● Short problem: Within the data that follows, how many lines carry the string "Asset"? Give the number alone.

● Dataset records:

....................

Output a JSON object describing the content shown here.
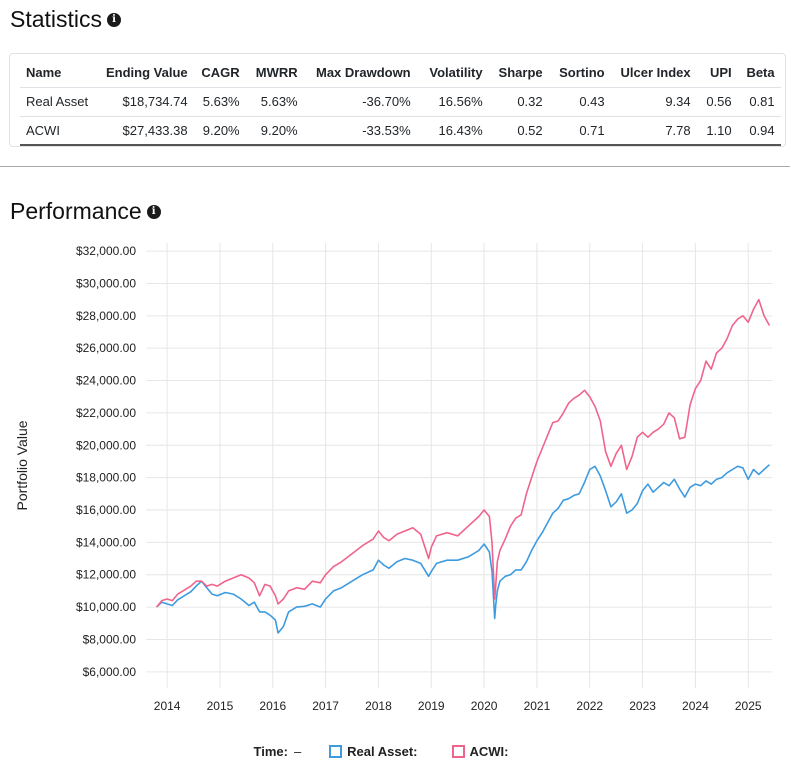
{
  "statistics": {
    "title": "Statistics",
    "info_icon": "info-icon",
    "columns": [
      "Name",
      "Ending Value",
      "CAGR",
      "MWRR",
      "Max Drawdown",
      "Volatility",
      "Sharpe",
      "Sortino",
      "Ulcer Index",
      "UPI",
      "Beta"
    ],
    "rows": [
      [
        "Real Asset",
        "$18,734.74",
        "5.63%",
        "5.63%",
        "-36.70%",
        "16.56%",
        "0.32",
        "0.43",
        "9.34",
        "0.56",
        "0.81"
      ],
      [
        "ACWI",
        "$27,433.38",
        "9.20%",
        "9.20%",
        "-33.53%",
        "16.43%",
        "0.52",
        "0.71",
        "7.78",
        "1.10",
        "0.94"
      ]
    ]
  },
  "performance": {
    "title": "Performance",
    "info_icon": "info-icon"
  },
  "legend": {
    "time_label": "Time:",
    "time_value": "–",
    "series": [
      {
        "label": "Real Asset:",
        "color": "#3d9be0"
      },
      {
        "label": "ACWI:",
        "color": "#f0648c"
      }
    ]
  },
  "chart_data": {
    "type": "line",
    "ylabel": "Portfolio Value",
    "xlabel": "",
    "ylim": [
      5000,
      32500
    ],
    "xlim": [
      2013.6,
      2025.45
    ],
    "y_ticks": [
      "$6,000.00",
      "$8,000.00",
      "$10,000.00",
      "$12,000.00",
      "$14,000.00",
      "$16,000.00",
      "$18,000.00",
      "$20,000.00",
      "$22,000.00",
      "$24,000.00",
      "$26,000.00",
      "$28,000.00",
      "$30,000.00",
      "$32,000.00"
    ],
    "x_ticks": [
      "2014",
      "2015",
      "2016",
      "2017",
      "2018",
      "2019",
      "2020",
      "2021",
      "2022",
      "2023",
      "2024",
      "2025"
    ],
    "grid": true,
    "series": [
      {
        "name": "Real Asset",
        "color": "#3d9be0",
        "x": [
          2013.8,
          2013.9,
          2014.0,
          2014.1,
          2014.2,
          2014.3,
          2014.45,
          2014.55,
          2014.65,
          2014.75,
          2014.85,
          2014.95,
          2015.1,
          2015.25,
          2015.4,
          2015.55,
          2015.65,
          2015.75,
          2015.85,
          2015.95,
          2016.05,
          2016.1,
          2016.2,
          2016.3,
          2016.45,
          2016.6,
          2016.75,
          2016.9,
          2017.0,
          2017.15,
          2017.3,
          2017.5,
          2017.7,
          2017.9,
          2018.0,
          2018.1,
          2018.2,
          2018.35,
          2018.5,
          2018.65,
          2018.8,
          2018.95,
          2019.0,
          2019.1,
          2019.3,
          2019.5,
          2019.7,
          2019.9,
          2020.0,
          2020.1,
          2020.15,
          2020.2,
          2020.22,
          2020.25,
          2020.3,
          2020.4,
          2020.5,
          2020.6,
          2020.7,
          2020.8,
          2020.9,
          2021.0,
          2021.1,
          2021.2,
          2021.3,
          2021.4,
          2021.5,
          2021.6,
          2021.7,
          2021.8,
          2021.9,
          2022.0,
          2022.1,
          2022.2,
          2022.3,
          2022.4,
          2022.5,
          2022.6,
          2022.7,
          2022.8,
          2022.9,
          2023.0,
          2023.1,
          2023.2,
          2023.3,
          2023.4,
          2023.5,
          2023.6,
          2023.7,
          2023.8,
          2023.9,
          2024.0,
          2024.1,
          2024.2,
          2024.3,
          2024.4,
          2024.5,
          2024.6,
          2024.7,
          2024.8,
          2024.9,
          2025.0,
          2025.1,
          2025.2,
          2025.3,
          2025.4
        ],
        "y": [
          10000,
          10300,
          10200,
          10100,
          10450,
          10650,
          10950,
          11300,
          11600,
          11200,
          10800,
          10700,
          10900,
          10800,
          10500,
          10100,
          10300,
          9700,
          9700,
          9500,
          9200,
          8400,
          8800,
          9700,
          10000,
          10050,
          10200,
          10000,
          10500,
          11000,
          11200,
          11600,
          12000,
          12300,
          12900,
          12600,
          12400,
          12800,
          13000,
          12900,
          12700,
          11900,
          12200,
          12700,
          12900,
          12900,
          13100,
          13500,
          13900,
          13400,
          12200,
          9300,
          10100,
          11000,
          11600,
          11900,
          12000,
          12300,
          12300,
          12800,
          13500,
          14100,
          14600,
          15200,
          15800,
          16100,
          16600,
          16700,
          16900,
          17000,
          17700,
          18500,
          18700,
          18100,
          17200,
          16200,
          16500,
          17000,
          15800,
          16000,
          16400,
          17200,
          17600,
          17100,
          17400,
          17700,
          17500,
          17900,
          17300,
          16800,
          17400,
          17600,
          17500,
          17800,
          17600,
          17900,
          18000,
          18300,
          18500,
          18700,
          18600,
          17900,
          18500,
          18200,
          18500,
          18800
        ]
      },
      {
        "name": "ACWI",
        "color": "#f0648c",
        "x": [
          2013.8,
          2013.9,
          2014.0,
          2014.1,
          2014.2,
          2014.3,
          2014.45,
          2014.55,
          2014.65,
          2014.75,
          2014.85,
          2014.95,
          2015.1,
          2015.25,
          2015.4,
          2015.55,
          2015.65,
          2015.75,
          2015.85,
          2015.95,
          2016.05,
          2016.1,
          2016.2,
          2016.3,
          2016.45,
          2016.6,
          2016.75,
          2016.9,
          2017.0,
          2017.15,
          2017.3,
          2017.5,
          2017.7,
          2017.9,
          2018.0,
          2018.1,
          2018.2,
          2018.35,
          2018.5,
          2018.65,
          2018.8,
          2018.95,
          2019.0,
          2019.1,
          2019.3,
          2019.5,
          2019.7,
          2019.9,
          2020.0,
          2020.1,
          2020.15,
          2020.2,
          2020.22,
          2020.25,
          2020.3,
          2020.4,
          2020.5,
          2020.6,
          2020.7,
          2020.8,
          2020.9,
          2021.0,
          2021.1,
          2021.2,
          2021.3,
          2021.4,
          2021.5,
          2021.6,
          2021.7,
          2021.8,
          2021.9,
          2022.0,
          2022.1,
          2022.2,
          2022.3,
          2022.4,
          2022.5,
          2022.6,
          2022.7,
          2022.8,
          2022.9,
          2023.0,
          2023.1,
          2023.2,
          2023.3,
          2023.4,
          2023.5,
          2023.6,
          2023.7,
          2023.8,
          2023.9,
          2024.0,
          2024.1,
          2024.2,
          2024.3,
          2024.4,
          2024.5,
          2024.6,
          2024.7,
          2024.8,
          2024.9,
          2025.0,
          2025.1,
          2025.2,
          2025.3,
          2025.4
        ],
        "y": [
          10000,
          10400,
          10500,
          10400,
          10800,
          11000,
          11300,
          11600,
          11600,
          11300,
          11400,
          11300,
          11600,
          11800,
          12000,
          11800,
          11500,
          10700,
          11400,
          11300,
          10700,
          10200,
          10500,
          11000,
          11200,
          11100,
          11600,
          11500,
          12000,
          12500,
          12800,
          13300,
          13800,
          14200,
          14700,
          14300,
          14100,
          14500,
          14700,
          14900,
          14500,
          13000,
          13700,
          14400,
          14600,
          14400,
          15000,
          15600,
          16000,
          15600,
          14000,
          10500,
          11300,
          12800,
          13500,
          14200,
          15000,
          15500,
          15700,
          17000,
          18000,
          19000,
          19800,
          20600,
          21400,
          21500,
          22000,
          22600,
          22900,
          23100,
          23400,
          23000,
          22400,
          21500,
          19600,
          18700,
          19500,
          20000,
          18500,
          19300,
          20500,
          20800,
          20500,
          20800,
          21000,
          21300,
          22000,
          21700,
          20400,
          20500,
          22500,
          23500,
          24000,
          25200,
          24700,
          25700,
          26000,
          26600,
          27400,
          27800,
          28000,
          27600,
          28400,
          29000,
          28000,
          27400
        ]
      }
    ]
  }
}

....................

● Written answer: 3